→ BRIEF
Make an exact copy of the listing below.
+ + + +
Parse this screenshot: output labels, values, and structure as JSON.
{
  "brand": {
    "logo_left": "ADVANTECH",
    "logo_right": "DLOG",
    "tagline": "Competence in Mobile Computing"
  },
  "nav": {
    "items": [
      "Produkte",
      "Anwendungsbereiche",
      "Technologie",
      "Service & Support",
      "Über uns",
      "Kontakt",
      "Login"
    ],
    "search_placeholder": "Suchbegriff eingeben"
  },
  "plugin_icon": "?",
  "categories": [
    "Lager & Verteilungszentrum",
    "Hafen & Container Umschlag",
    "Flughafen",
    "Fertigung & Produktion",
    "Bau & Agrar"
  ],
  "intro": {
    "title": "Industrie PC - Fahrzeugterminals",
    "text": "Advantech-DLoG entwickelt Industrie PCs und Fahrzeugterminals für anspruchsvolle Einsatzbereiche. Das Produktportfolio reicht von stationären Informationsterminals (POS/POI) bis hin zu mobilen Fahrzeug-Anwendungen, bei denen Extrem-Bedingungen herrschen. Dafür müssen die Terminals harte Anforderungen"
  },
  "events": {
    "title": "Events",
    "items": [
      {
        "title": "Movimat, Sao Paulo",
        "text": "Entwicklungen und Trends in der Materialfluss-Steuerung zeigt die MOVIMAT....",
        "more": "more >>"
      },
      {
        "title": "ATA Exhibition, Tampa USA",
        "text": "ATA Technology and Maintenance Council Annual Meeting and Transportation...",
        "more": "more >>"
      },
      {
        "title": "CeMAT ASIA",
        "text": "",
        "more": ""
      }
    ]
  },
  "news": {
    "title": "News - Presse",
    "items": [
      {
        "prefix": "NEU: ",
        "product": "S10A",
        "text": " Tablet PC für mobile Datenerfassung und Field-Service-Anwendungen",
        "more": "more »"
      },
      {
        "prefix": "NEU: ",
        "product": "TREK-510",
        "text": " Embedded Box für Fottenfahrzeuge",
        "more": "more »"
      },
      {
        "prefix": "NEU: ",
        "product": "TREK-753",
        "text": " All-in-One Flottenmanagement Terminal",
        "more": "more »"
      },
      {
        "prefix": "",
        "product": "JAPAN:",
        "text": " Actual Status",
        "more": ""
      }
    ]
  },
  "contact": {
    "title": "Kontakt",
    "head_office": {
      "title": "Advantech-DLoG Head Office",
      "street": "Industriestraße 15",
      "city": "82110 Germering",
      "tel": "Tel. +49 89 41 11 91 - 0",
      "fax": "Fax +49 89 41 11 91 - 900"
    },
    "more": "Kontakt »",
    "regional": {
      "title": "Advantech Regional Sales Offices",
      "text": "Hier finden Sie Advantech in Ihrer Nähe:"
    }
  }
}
+ + + +
→ FINISHED TASK
Parse this screenshot: output labels, values, and structure as JSON.
{
  "brand": {
    "logo_left": "ADVANTECH",
    "logo_right": "DLOG",
    "tagline": "Competence in Mobile Computing"
  },
  "nav": {
    "items": [
      "Produkte",
      "Anwendungsbereiche",
      "Technologie",
      "Service & Support",
      "Über uns",
      "Kontakt",
      "Login"
    ],
    "search_placeholder": "Suchbegriff eingeben"
  },
  "plugin_icon": "?",
  "categories": [
    "Lager & Verteilungszentrum",
    "Hafen & Container Umschlag",
    "Flughafen",
    "Fertigung & Produktion",
    "Bau & Agrar"
  ],
  "intro": {
    "title": "Industrie PC - Fahrzeugterminals",
    "text": "Advantech-DLoG entwickelt Industrie PCs und Fahrzeugterminals für anspruchsvolle Einsatzbereiche. Das Produktportfolio reicht von stationären Informationsterminals (POS/POI) bis hin zu mobilen Fahrzeug-Anwendungen, bei denen Extrem-Bedingungen herrschen. Dafür müssen die Terminals harte Anforderungen"
  },
  "events": {
    "title": "Events",
    "items": [
      {
        "title": "Movimat, Sao Paulo",
        "text": "Entwicklungen und Trends in der Materialfluss-Steuerung zeigt die MOVIMAT....",
        "more": "more >>"
      },
      {
        "title": "ATA Exhibition, Tampa USA",
        "text": "ATA Technology and Maintenance Council Annual Meeting and Transportation...",
        "more": "more >>"
      },
      {
        "title": "CeMAT ASIA",
        "text": "",
        "more": ""
      }
    ]
  },
  "news": {
    "title": "News - Presse",
    "items": [
      {
        "prefix": "NEU: ",
        "product": "S10A",
        "text": " Tablet PC für mobile Datenerfassung und Field-Service-Anwendungen",
        "more": "more »"
      },
      {
        "prefix": "NEU: ",
        "product": "TREK-510",
        "text": " Embedded Box für Fottenfahrzeuge",
        "more": "more »"
      },
      {
        "prefix": "NEU: ",
        "product": "TREK-753",
        "text": " All-in-One Flottenmanagement Terminal",
        "more": "more »"
      },
      {
        "prefix": "",
        "product": "JAPAN:",
        "text": " Actual Status",
        "more": ""
      }
    ]
  },
  "contact": {
    "title": "Kontakt",
    "head_office": {
      "title": "Advantech-DLoG Head Office",
      "street": "Industriestraße 15",
      "city": "82110 Germering",
      "tel": "Tel. +49 89 41 11 91 - 0",
      "fax": "Fax +49 89 41 11 91 - 900"
    },
    "more": "Kontakt »",
    "regional": {
      "title": "Advantech Regional Sales Offices",
      "text": "Hier finden Sie Advantech in Ihrer Nähe:"
    }
  }
}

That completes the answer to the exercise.